What you are asked to do:
Only lines holding the word "title" should be copied from the material.

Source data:
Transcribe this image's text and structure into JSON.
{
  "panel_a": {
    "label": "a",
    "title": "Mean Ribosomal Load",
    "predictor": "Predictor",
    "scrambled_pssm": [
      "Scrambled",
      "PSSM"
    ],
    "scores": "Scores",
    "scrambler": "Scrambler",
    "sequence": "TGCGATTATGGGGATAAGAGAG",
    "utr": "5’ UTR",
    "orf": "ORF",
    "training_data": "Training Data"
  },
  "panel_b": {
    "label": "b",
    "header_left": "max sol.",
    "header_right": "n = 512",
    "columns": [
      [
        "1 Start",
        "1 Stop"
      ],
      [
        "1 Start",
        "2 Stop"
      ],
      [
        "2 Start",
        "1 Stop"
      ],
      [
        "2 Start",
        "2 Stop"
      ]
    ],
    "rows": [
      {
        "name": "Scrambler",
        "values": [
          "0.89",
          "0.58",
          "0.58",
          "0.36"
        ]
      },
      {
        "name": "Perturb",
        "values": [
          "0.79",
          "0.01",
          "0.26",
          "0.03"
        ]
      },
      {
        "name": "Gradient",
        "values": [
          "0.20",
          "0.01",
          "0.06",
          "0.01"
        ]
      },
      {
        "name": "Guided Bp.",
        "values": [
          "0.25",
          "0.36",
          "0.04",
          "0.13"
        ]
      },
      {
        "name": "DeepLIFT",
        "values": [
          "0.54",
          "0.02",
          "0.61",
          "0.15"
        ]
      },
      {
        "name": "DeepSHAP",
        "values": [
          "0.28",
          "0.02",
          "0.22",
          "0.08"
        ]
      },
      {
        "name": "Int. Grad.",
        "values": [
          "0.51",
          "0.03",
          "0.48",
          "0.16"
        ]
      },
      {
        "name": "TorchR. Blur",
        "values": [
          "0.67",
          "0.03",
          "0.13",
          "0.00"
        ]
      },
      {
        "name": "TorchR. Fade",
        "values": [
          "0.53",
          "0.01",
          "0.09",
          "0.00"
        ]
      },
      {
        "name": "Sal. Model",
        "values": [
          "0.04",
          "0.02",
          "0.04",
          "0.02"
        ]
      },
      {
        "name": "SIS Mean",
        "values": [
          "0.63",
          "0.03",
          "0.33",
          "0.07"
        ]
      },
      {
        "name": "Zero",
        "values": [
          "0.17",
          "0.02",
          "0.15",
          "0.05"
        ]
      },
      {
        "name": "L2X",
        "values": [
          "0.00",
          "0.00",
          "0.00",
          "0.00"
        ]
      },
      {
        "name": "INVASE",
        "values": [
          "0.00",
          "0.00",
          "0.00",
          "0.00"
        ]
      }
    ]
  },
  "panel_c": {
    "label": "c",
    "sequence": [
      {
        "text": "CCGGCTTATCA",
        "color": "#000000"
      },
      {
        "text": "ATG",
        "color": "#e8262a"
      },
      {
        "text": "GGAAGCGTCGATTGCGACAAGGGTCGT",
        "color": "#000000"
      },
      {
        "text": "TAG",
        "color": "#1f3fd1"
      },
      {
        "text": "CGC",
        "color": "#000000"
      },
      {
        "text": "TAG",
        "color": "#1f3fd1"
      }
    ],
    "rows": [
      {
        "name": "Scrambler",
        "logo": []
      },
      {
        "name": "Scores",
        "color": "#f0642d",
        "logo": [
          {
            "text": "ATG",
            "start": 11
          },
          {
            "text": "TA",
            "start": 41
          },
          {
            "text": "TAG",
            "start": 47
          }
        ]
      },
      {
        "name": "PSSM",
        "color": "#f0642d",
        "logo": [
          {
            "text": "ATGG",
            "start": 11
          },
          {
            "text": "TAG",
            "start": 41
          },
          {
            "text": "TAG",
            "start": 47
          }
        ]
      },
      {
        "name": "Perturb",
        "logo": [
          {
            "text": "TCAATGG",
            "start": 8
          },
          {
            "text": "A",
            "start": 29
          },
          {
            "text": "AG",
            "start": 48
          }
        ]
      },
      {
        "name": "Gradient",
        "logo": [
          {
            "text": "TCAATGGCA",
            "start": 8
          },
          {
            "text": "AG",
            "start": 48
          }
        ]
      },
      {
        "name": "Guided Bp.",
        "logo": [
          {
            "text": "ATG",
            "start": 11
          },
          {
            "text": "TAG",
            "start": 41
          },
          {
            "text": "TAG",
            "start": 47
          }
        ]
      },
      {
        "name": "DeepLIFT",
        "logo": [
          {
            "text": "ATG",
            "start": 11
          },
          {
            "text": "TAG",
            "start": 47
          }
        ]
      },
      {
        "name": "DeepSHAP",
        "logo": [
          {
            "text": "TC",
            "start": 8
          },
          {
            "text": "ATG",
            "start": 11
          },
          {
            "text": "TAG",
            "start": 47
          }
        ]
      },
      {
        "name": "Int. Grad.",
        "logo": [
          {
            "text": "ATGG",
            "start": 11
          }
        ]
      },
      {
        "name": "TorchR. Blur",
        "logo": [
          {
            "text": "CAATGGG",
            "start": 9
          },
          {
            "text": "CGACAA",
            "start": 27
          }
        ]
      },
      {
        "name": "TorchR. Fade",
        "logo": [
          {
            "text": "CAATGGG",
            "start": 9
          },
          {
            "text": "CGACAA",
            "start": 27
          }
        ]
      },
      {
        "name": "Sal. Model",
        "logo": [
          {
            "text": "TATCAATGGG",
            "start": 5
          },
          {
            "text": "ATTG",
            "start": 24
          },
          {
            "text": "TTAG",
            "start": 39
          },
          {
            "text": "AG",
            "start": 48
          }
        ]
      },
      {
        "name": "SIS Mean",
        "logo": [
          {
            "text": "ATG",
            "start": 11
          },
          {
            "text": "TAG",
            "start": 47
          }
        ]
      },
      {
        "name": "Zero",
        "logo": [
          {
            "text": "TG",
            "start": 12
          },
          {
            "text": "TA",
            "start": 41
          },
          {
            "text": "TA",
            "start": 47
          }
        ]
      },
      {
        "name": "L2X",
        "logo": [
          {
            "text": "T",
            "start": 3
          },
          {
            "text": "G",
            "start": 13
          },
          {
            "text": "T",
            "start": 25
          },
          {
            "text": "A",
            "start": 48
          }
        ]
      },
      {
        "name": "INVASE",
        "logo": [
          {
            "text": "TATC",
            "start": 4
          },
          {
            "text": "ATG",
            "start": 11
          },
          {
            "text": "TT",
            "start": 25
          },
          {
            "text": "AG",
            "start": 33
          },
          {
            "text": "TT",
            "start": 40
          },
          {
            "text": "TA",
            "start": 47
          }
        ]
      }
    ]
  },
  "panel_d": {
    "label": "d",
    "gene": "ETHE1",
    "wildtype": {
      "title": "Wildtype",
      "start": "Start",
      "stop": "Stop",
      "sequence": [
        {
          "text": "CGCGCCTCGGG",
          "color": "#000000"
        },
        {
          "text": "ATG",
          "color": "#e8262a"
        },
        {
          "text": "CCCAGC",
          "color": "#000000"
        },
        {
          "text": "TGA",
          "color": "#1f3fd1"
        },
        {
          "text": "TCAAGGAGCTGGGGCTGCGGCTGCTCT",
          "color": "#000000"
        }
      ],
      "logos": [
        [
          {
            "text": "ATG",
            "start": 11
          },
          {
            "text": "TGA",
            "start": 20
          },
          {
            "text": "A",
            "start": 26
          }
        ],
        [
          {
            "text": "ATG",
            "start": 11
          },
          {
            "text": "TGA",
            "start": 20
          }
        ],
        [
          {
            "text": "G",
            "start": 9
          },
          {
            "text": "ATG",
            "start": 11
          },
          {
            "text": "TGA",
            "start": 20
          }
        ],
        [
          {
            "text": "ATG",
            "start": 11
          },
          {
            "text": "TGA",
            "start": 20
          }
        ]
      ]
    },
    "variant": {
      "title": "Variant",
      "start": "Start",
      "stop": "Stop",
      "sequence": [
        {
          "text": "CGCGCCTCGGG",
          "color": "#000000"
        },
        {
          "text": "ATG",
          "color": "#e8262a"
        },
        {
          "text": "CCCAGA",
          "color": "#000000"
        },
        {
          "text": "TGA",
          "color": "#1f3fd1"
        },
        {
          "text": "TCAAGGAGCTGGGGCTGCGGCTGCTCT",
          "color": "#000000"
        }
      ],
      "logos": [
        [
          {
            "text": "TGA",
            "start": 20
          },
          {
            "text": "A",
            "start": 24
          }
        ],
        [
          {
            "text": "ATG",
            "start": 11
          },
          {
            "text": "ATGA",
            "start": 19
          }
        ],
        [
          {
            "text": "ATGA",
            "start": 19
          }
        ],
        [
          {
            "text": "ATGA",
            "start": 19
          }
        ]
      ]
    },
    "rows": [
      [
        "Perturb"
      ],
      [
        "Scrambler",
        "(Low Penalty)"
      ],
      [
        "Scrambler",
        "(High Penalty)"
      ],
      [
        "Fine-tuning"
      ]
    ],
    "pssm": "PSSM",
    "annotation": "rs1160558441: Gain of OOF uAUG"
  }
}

Right answer:
    "title": "Mean Ribosomal Load",
      "title": "Wildtype",
      "title": "Variant",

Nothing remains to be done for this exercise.